▸ **WHAT YOU HAVE TO DO**
Would you quote the material below in full and unchanged?
--- Start SOURCE RECORDS ---
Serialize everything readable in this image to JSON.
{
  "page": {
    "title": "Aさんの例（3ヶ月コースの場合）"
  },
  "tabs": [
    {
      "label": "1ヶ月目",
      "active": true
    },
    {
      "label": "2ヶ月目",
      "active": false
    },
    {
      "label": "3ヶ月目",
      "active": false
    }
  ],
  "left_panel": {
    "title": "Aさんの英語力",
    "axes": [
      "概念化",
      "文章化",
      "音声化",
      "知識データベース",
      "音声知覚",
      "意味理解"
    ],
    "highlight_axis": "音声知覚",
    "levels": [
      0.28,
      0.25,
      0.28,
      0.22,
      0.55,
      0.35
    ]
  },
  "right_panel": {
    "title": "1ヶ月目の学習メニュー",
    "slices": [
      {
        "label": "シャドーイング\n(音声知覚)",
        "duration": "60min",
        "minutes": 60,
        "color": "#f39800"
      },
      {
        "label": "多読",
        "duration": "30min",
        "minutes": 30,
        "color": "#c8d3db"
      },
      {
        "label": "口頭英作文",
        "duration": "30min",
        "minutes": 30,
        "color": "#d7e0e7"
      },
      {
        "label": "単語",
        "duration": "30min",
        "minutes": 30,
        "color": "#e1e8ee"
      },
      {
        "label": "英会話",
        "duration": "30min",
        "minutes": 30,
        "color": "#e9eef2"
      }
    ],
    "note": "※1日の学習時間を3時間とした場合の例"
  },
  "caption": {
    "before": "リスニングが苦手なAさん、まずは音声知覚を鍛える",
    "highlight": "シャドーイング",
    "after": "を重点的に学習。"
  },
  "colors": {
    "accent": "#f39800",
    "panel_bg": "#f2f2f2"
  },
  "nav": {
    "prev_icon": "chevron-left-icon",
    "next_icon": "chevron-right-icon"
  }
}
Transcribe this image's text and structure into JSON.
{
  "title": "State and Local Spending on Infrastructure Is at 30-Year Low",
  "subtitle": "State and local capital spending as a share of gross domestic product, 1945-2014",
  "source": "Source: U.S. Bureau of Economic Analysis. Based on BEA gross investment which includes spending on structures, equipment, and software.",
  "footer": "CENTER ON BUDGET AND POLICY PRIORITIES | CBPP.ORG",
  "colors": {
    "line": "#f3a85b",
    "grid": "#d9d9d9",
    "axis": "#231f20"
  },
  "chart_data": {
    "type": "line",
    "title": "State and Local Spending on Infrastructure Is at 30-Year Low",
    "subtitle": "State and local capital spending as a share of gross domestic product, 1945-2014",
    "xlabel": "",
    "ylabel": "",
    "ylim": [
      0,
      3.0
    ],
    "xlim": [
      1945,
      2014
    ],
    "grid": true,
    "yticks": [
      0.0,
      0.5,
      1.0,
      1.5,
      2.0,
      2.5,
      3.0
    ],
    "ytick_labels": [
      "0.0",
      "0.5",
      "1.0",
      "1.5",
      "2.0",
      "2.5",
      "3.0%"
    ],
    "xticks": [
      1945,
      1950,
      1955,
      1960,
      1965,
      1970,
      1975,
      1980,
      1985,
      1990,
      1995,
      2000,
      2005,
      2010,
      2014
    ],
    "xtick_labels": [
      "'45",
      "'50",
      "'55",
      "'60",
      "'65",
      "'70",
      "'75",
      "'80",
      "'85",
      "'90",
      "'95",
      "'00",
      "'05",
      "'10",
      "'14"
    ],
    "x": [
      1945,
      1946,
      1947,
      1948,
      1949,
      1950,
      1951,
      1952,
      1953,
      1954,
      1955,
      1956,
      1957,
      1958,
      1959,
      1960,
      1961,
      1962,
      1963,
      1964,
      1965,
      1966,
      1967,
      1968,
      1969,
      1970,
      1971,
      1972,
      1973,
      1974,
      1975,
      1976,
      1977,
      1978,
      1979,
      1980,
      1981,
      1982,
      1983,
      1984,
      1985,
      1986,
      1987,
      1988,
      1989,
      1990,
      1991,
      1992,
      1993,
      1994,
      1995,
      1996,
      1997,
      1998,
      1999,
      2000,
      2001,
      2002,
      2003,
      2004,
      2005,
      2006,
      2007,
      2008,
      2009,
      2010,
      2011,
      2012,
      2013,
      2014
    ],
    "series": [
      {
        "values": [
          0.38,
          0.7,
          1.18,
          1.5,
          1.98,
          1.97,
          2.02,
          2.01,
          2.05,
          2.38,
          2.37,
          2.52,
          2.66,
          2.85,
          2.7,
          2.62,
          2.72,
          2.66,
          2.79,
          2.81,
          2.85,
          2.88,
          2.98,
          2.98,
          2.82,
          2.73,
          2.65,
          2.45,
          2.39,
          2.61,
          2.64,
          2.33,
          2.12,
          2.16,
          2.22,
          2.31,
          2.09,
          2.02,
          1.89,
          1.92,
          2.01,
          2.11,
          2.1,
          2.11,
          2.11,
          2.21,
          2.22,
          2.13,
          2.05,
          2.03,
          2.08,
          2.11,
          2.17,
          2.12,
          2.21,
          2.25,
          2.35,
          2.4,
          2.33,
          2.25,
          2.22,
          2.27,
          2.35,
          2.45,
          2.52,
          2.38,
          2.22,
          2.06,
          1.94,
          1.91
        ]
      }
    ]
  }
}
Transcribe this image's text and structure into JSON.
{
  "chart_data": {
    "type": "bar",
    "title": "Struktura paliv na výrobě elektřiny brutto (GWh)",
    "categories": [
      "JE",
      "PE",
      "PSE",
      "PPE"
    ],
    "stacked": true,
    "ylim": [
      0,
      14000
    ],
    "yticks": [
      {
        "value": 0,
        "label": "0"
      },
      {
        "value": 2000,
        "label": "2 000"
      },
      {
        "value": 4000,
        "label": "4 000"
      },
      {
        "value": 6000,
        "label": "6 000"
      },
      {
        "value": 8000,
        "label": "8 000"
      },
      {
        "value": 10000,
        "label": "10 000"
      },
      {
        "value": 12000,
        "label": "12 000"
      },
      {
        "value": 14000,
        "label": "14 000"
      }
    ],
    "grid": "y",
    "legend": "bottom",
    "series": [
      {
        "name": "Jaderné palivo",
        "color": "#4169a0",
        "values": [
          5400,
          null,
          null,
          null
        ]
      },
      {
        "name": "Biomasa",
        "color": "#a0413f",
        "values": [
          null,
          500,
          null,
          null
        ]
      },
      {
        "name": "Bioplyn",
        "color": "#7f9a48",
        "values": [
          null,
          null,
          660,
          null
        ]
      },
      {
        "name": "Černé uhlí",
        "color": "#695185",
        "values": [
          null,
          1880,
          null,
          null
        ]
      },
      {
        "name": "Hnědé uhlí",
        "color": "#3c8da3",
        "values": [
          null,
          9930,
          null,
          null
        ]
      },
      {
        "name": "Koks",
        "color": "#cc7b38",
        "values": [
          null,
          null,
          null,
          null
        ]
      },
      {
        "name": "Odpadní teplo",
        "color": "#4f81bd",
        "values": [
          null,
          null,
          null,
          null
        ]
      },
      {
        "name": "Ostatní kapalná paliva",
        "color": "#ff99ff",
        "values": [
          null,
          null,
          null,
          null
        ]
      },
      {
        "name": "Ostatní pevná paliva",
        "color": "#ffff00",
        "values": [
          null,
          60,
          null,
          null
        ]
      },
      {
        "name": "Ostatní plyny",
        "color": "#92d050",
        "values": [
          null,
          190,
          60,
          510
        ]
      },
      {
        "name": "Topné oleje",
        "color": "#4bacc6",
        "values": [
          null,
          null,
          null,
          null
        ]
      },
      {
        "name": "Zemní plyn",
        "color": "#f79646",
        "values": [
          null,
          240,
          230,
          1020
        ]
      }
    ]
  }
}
--- End SOURCE RECORDS ---
▸ **OUTPUT**
Serialize everything readable in this image to JSON.
{
  "page": {
    "title": "Aさんの例（3ヶ月コースの場合）"
  },
  "tabs": [
    {
      "label": "1ヶ月目",
      "active": true
    },
    {
      "label": "2ヶ月目",
      "active": false
    },
    {
      "label": "3ヶ月目",
      "active": false
    }
  ],
  "left_panel": {
    "title": "Aさんの英語力",
    "axes": [
      "概念化",
      "文章化",
      "音声化",
      "知識データベース",
      "音声知覚",
      "意味理解"
    ],
    "highlight_axis": "音声知覚",
    "levels": [
      0.28,
      0.25,
      0.28,
      0.22,
      0.55,
      0.35
    ]
  },
  "right_panel": {
    "title": "1ヶ月目の学習メニュー",
    "slices": [
      {
        "label": "シャドーイング\n(音声知覚)",
        "duration": "60min",
        "minutes": 60,
        "color": "#f39800"
      },
      {
        "label": "多読",
        "duration": "30min",
        "minutes": 30,
        "color": "#c8d3db"
      },
      {
        "label": "口頭英作文",
        "duration": "30min",
        "minutes": 30,
        "color": "#d7e0e7"
      },
      {
        "label": "単語",
        "duration": "30min",
        "minutes": 30,
        "color": "#e1e8ee"
      },
      {
        "label": "英会話",
        "duration": "30min",
        "minutes": 30,
        "color": "#e9eef2"
      }
    ],
    "note": "※1日の学習時間を3時間とした場合の例"
  },
  "caption": {
    "before": "リスニングが苦手なAさん、まずは音声知覚を鍛える",
    "highlight": "シャドーイング",
    "after": "を重点的に学習。"
  },
  "colors": {
    "accent": "#f39800",
    "panel_bg": "#f2f2f2"
  },
  "nav": {
    "prev_icon": "chevron-left-icon",
    "next_icon": "chevron-right-icon"
  }
}
Transcribe this image's text and structure into JSON.
{
  "title": "State and Local Spending on Infrastructure Is at 30-Year Low",
  "subtitle": "State and local capital spending as a share of gross domestic product, 1945-2014",
  "source": "Source: U.S. Bureau of Economic Analysis. Based on BEA gross investment which includes spending on structures, equipment, and software.",
  "footer": "CENTER ON BUDGET AND POLICY PRIORITIES | CBPP.ORG",
  "colors": {
    "line": "#f3a85b",
    "grid": "#d9d9d9",
    "axis": "#231f20"
  },
  "chart_data": {
    "type": "line",
    "title": "State and Local Spending on Infrastructure Is at 30-Year Low",
    "subtitle": "State and local capital spending as a share of gross domestic product, 1945-2014",
    "xlabel": "",
    "ylabel": "",
    "ylim": [
      0,
      3.0
    ],
    "xlim": [
      1945,
      2014
    ],
    "grid": true,
    "yticks": [
      0.0,
      0.5,
      1.0,
      1.5,
      2.0,
      2.5,
      3.0
    ],
    "ytick_labels": [
      "0.0",
      "0.5",
      "1.0",
      "1.5",
      "2.0",
      "2.5",
      "3.0%"
    ],
    "xticks": [
      1945,
      1950,
      1955,
      1960,
      1965,
      1970,
      1975,
      1980,
      1985,
      1990,
      1995,
      2000,
      2005,
      2010,
      2014
    ],
    "xtick_labels": [
      "'45",
      "'50",
      "'55",
      "'60",
      "'65",
      "'70",
      "'75",
      "'80",
      "'85",
      "'90",
      "'95",
      "'00",
      "'05",
      "'10",
      "'14"
    ],
    "x": [
      1945,
      1946,
      1947,
      1948,
      1949,
      1950,
      1951,
      1952,
      1953,
      1954,
      1955,
      1956,
      1957,
      1958,
      1959,
      1960,
      1961,
      1962,
      1963,
      1964,
      1965,
      1966,
      1967,
      1968,
      1969,
      1970,
      1971,
      1972,
      1973,
      1974,
      1975,
      1976,
      1977,
      1978,
      1979,
      1980,
      1981,
      1982,
      1983,
      1984,
      1985,
      1986,
      1987,
      1988,
      1989,
      1990,
      1991,
      1992,
      1993,
      1994,
      1995,
      1996,
      1997,
      1998,
      1999,
      2000,
      2001,
      2002,
      2003,
      2004,
      2005,
      2006,
      2007,
      2008,
      2009,
      2010,
      2011,
      2012,
      2013,
      2014
    ],
    "series": [
      {
        "values": [
          0.38,
          0.7,
          1.18,
          1.5,
          1.98,
          1.97,
          2.02,
          2.01,
          2.05,
          2.38,
          2.37,
          2.52,
          2.66,
          2.85,
          2.7,
          2.62,
          2.72,
          2.66,
          2.79,
          2.81,
          2.85,
          2.88,
          2.98,
          2.98,
          2.82,
          2.73,
          2.65,
          2.45,
          2.39,
          2.61,
          2.64,
          2.33,
          2.12,
          2.16,
          2.22,
          2.31,
          2.09,
          2.02,
          1.89,
          1.92,
          2.01,
          2.11,
          2.1,
          2.11,
          2.11,
          2.21,
          2.22,
          2.13,
          2.05,
          2.03,
          2.08,
          2.11,
          2.17,
          2.12,
          2.21,
          2.25,
          2.35,
          2.4,
          2.33,
          2.25,
          2.22,
          2.27,
          2.35,
          2.45,
          2.52,
          2.38,
          2.22,
          2.06,
          1.94,
          1.91
        ]
      }
    ]
  }
}
Transcribe this image's text and structure into JSON.
{
  "chart_data": {
    "type": "bar",
    "title": "Struktura paliv na výrobě elektřiny brutto (GWh)",
    "categories": [
      "JE",
      "PE",
      "PSE",
      "PPE"
    ],
    "stacked": true,
    "ylim": [
      0,
      14000
    ],
    "yticks": [
      {
        "value": 0,
        "label": "0"
      },
      {
        "value": 2000,
        "label": "2 000"
      },
      {
        "value": 4000,
        "label": "4 000"
      },
      {
        "value": 6000,
        "label": "6 000"
      },
      {
        "value": 8000,
        "label": "8 000"
      },
      {
        "value": 10000,
        "label": "10 000"
      },
      {
        "value": 12000,
        "label": "12 000"
      },
      {
        "value": 14000,
        "label": "14 000"
      }
    ],
    "grid": "y",
    "legend": "bottom",
    "series": [
      {
        "name": "Jaderné palivo",
        "color": "#4169a0",
        "values": [
          5400,
          null,
          null,
          null
        ]
      },
      {
        "name": "Biomasa",
        "color": "#a0413f",
        "values": [
          null,
          500,
          null,
          null
        ]
      },
      {
        "name": "Bioplyn",
        "color": "#7f9a48",
        "values": [
          null,
          null,
          660,
          null
        ]
      },
      {
        "name": "Černé uhlí",
        "color": "#695185",
        "values": [
          null,
          1880,
          null,
          null
        ]
      },
      {
        "name": "Hnědé uhlí",
        "color": "#3c8da3",
        "values": [
          null,
          9930,
          null,
          null
        ]
      },
      {
        "name": "Koks",
        "color": "#cc7b38",
        "values": [
          null,
          null,
          null,
          null
        ]
      },
      {
        "name": "Odpadní teplo",
        "color": "#4f81bd",
        "values": [
          null,
          null,
          null,
          null
        ]
      },
      {
        "name": "Ostatní kapalná paliva",
        "color": "#ff99ff",
        "values": [
          null,
          null,
          null,
          null
        ]
      },
      {
        "name": "Ostatní pevná paliva",
        "color": "#ffff00",
        "values": [
          null,
          60,
          null,
          null
        ]
      },
      {
        "name": "Ostatní plyny",
        "color": "#92d050",
        "values": [
          null,
          190,
          60,
          510
        ]
      },
      {
        "name": "Topné oleje",
        "color": "#4bacc6",
        "values": [
          null,
          null,
          null,
          null
        ]
      },
      {
        "name": "Zemní plyn",
        "color": "#f79646",
        "values": [
          null,
          240,
          230,
          1020
        ]
      }
    ]
  }
}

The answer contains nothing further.